## [EXERCISE REQUIREMENTS]
Identify each line in the records below that contains the word "nобучающихся", and copy it.

## [DATASET ENTRIES]

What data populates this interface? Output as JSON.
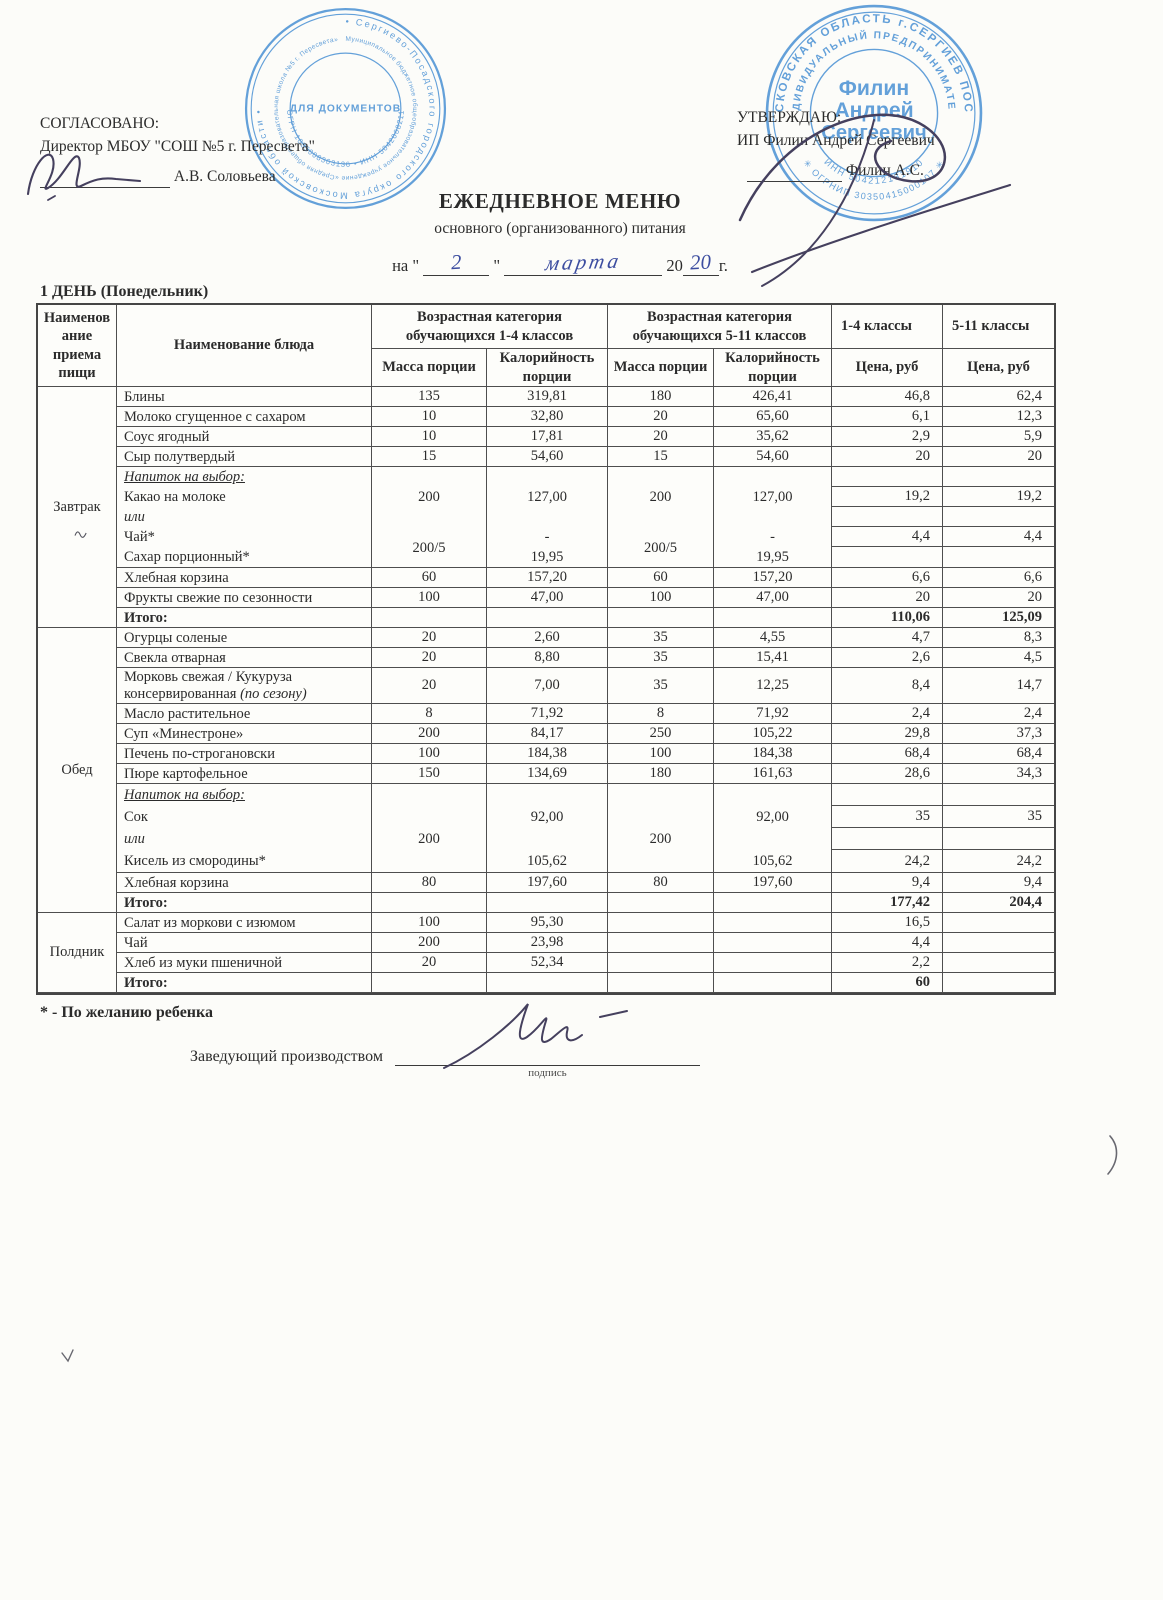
{
  "header": {
    "agreed": {
      "label": "СОГЛАСОВАНО:",
      "line": "Директор МБОУ \"СОШ №5 г. Пересвета\"",
      "name": "А.В. Соловьева"
    },
    "approved": {
      "label": "УТВЕРЖДАЮ:",
      "line": "ИП Филин Андрей Сергеевич",
      "name": "Филин А.С."
    },
    "title": "ЕЖЕДНЕВНОЕ МЕНЮ",
    "subtitle": "основного (организованного) питания",
    "date": {
      "pre": "на \"",
      "day": "2",
      "q2": "\"",
      "month": "марта",
      "year_printed": "20",
      "year_written": "20",
      "post": "г."
    }
  },
  "stamps": {
    "school": {
      "center": "ДЛЯ\nДОКУМЕНТОВ",
      "ring_outer": "• Сергиево-Посадского городского округа Московской области •",
      "ring_mid": "Муниципальное бюджетное общеобразовательное учреждение «Средняя общеобразовательная школа №5 г. Пересвета»",
      "ring_numbers": "ОГРН 1035008363136 • ИНН 5042068211"
    },
    "ip": {
      "center_lines": [
        "Филин",
        "Андрей",
        "Сергеевич"
      ],
      "ring_outer": "МОСКОВСКАЯ ОБЛАСТЬ г.СЕРГИЕВ ПОСАД",
      "ring_inner": "ИНДИВИДУАЛЬНЫЙ ПРЕДПРИНИМАТЕЛЬ",
      "ogrnip": "✳ ОГРНИП 30350415000107 ✳",
      "inn": "ИНН 504212131910"
    }
  },
  "day_heading": "1 ДЕНЬ (Понедельник)",
  "table": {
    "col_headers": {
      "meal": "Наименов\nание\nприема\nпищи",
      "dish": "Наименование блюда",
      "age14": "Возрастная категория\nобучающихся 1-4 классов",
      "age511": "Возрастная категория\nобучающихся 5-11 классов",
      "cls14": "1-4 классы",
      "cls511": "5-11 классы",
      "mass": "Масса порции",
      "cal": "Калорийность\nпорции",
      "price": "Цена, руб"
    },
    "sections": [
      {
        "meal": "Завтрак",
        "mark": true,
        "rows": [
          {
            "dish": "Блины",
            "m14": "135",
            "k14": "319,81",
            "m511": "180",
            "k511": "426,41",
            "p14": "46,8",
            "p511": "62,4"
          },
          {
            "dish": "Молоко сгущенное с сахаром",
            "m14": "10",
            "k14": "32,80",
            "m511": "20",
            "k511": "65,60",
            "p14": "6,1",
            "p511": "12,3"
          },
          {
            "dish": "Соус ягодный",
            "m14": "10",
            "k14": "17,81",
            "m511": "20",
            "k511": "35,62",
            "p14": "2,9",
            "p511": "5,9"
          },
          {
            "dish": "Сыр полутвердый",
            "m14": "15",
            "k14": "54,60",
            "m511": "15",
            "k511": "54,60",
            "p14": "20",
            "p511": "20"
          },
          {
            "type": "drinks",
            "lines": [
              {
                "text": "Напиток на выбор:",
                "style": "opt"
              },
              {
                "text": "Какао на молоке"
              },
              {
                "text": "или",
                "style": "it"
              },
              {
                "text": "Чай*"
              },
              {
                "text": "Сахар порционный*"
              }
            ],
            "m14": [
              "",
              "200",
              "",
              "200/5",
              ""
            ],
            "k14": [
              "",
              "127,00",
              "",
              "-",
              "19,95"
            ],
            "m511": [
              "",
              "200",
              "",
              "200/5",
              ""
            ],
            "k511": [
              "",
              "127,00",
              "",
              "-",
              "19,95"
            ],
            "p14": [
              "",
              "19,2",
              "",
              "4,4",
              ""
            ],
            "p511": [
              "",
              "19,2",
              "",
              "4,4",
              ""
            ]
          },
          {
            "dish": "Хлебная корзина",
            "m14": "60",
            "k14": "157,20",
            "m511": "60",
            "k511": "157,20",
            "p14": "6,6",
            "p511": "6,6"
          },
          {
            "dish": "Фрукты свежие по сезонности",
            "m14": "100",
            "k14": "47,00",
            "m511": "100",
            "k511": "47,00",
            "p14": "20",
            "p511": "20"
          },
          {
            "type": "total",
            "dish": "Итого:",
            "m14": "",
            "k14": "",
            "m511": "",
            "k511": "",
            "p14": "110,06",
            "p511": "125,09"
          }
        ]
      },
      {
        "meal": "Обед",
        "rows": [
          {
            "dish": "Огурцы соленые",
            "m14": "20",
            "k14": "2,60",
            "m511": "35",
            "k511": "4,55",
            "p14": "4,7",
            "p511": "8,3"
          },
          {
            "dish": "Свекла отварная",
            "m14": "20",
            "k14": "8,80",
            "m511": "35",
            "k511": "15,41",
            "p14": "2,6",
            "p511": "4,5"
          },
          {
            "dish": "Морковь свежая / Кукуруза консервированная",
            "dish_italic": "(по сезону)",
            "m14": "20",
            "k14": "7,00",
            "m511": "35",
            "k511": "12,25",
            "p14": "8,4",
            "p511": "14,7"
          },
          {
            "dish": "Масло растительное",
            "m14": "8",
            "k14": "71,92",
            "m511": "8",
            "k511": "71,92",
            "p14": "2,4",
            "p511": "2,4"
          },
          {
            "dish": "Суп «Минестроне»",
            "m14": "200",
            "k14": "84,17",
            "m511": "250",
            "k511": "105,22",
            "p14": "29,8",
            "p511": "37,3"
          },
          {
            "dish": "Печень по-строгановски",
            "m14": "100",
            "k14": "184,38",
            "m511": "100",
            "k511": "184,38",
            "p14": "68,4",
            "p511": "68,4"
          },
          {
            "dish": "Пюре картофельное",
            "m14": "150",
            "k14": "134,69",
            "m511": "180",
            "k511": "161,63",
            "p14": "28,6",
            "p511": "34,3"
          },
          {
            "type": "drinks",
            "lines": [
              {
                "text": "Напиток на выбор:",
                "style": "opt"
              },
              {
                "text": "Сок"
              },
              {
                "text": "или",
                "style": "it"
              },
              {
                "text": "Кисель из смородины*"
              }
            ],
            "m14": [
              "",
              "",
              "200",
              ""
            ],
            "k14": [
              "",
              "92,00",
              "",
              "105,62"
            ],
            "m511": [
              "",
              "",
              "200",
              ""
            ],
            "k511": [
              "",
              "92,00",
              "",
              "105,62"
            ],
            "p14": [
              "",
              "35",
              "",
              "24,2"
            ],
            "p511": [
              "",
              "35",
              "",
              "24,2"
            ]
          },
          {
            "dish": "Хлебная корзина",
            "m14": "80",
            "k14": "197,60",
            "m511": "80",
            "k511": "197,60",
            "p14": "9,4",
            "p511": "9,4"
          },
          {
            "type": "total",
            "dish": "Итого:",
            "m14": "",
            "k14": "",
            "m511": "",
            "k511": "",
            "p14": "177,42",
            "p511": "204,4"
          }
        ]
      },
      {
        "meal": "Полдник",
        "rows": [
          {
            "dish": "Салат из моркови с изюмом",
            "m14": "100",
            "k14": "95,30",
            "m511": "",
            "k511": "",
            "p14": "16,5",
            "p511": ""
          },
          {
            "dish": "Чай",
            "m14": "200",
            "k14": "23,98",
            "m511": "",
            "k511": "",
            "p14": "4,4",
            "p511": ""
          },
          {
            "dish": "Хлеб из муки пшеничной",
            "m14": "20",
            "k14": "52,34",
            "m511": "",
            "k511": "",
            "p14": "2,2",
            "p511": ""
          },
          {
            "type": "total",
            "dish": "Итого:",
            "m14": "",
            "k14": "",
            "m511": "",
            "k511": "",
            "p14": "60",
            "p511": ""
          }
        ]
      }
    ]
  },
  "footer": {
    "note": "* - По желанию ребенка",
    "manager_label": "Заведующий производством",
    "signature_caption": "подпись"
  }
}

## [RESULT]
      "age14": "Возрастная категория\nобучающихся 1-4 классов",
      "age511": "Возрастная категория\nобучающихся 5-11 классов",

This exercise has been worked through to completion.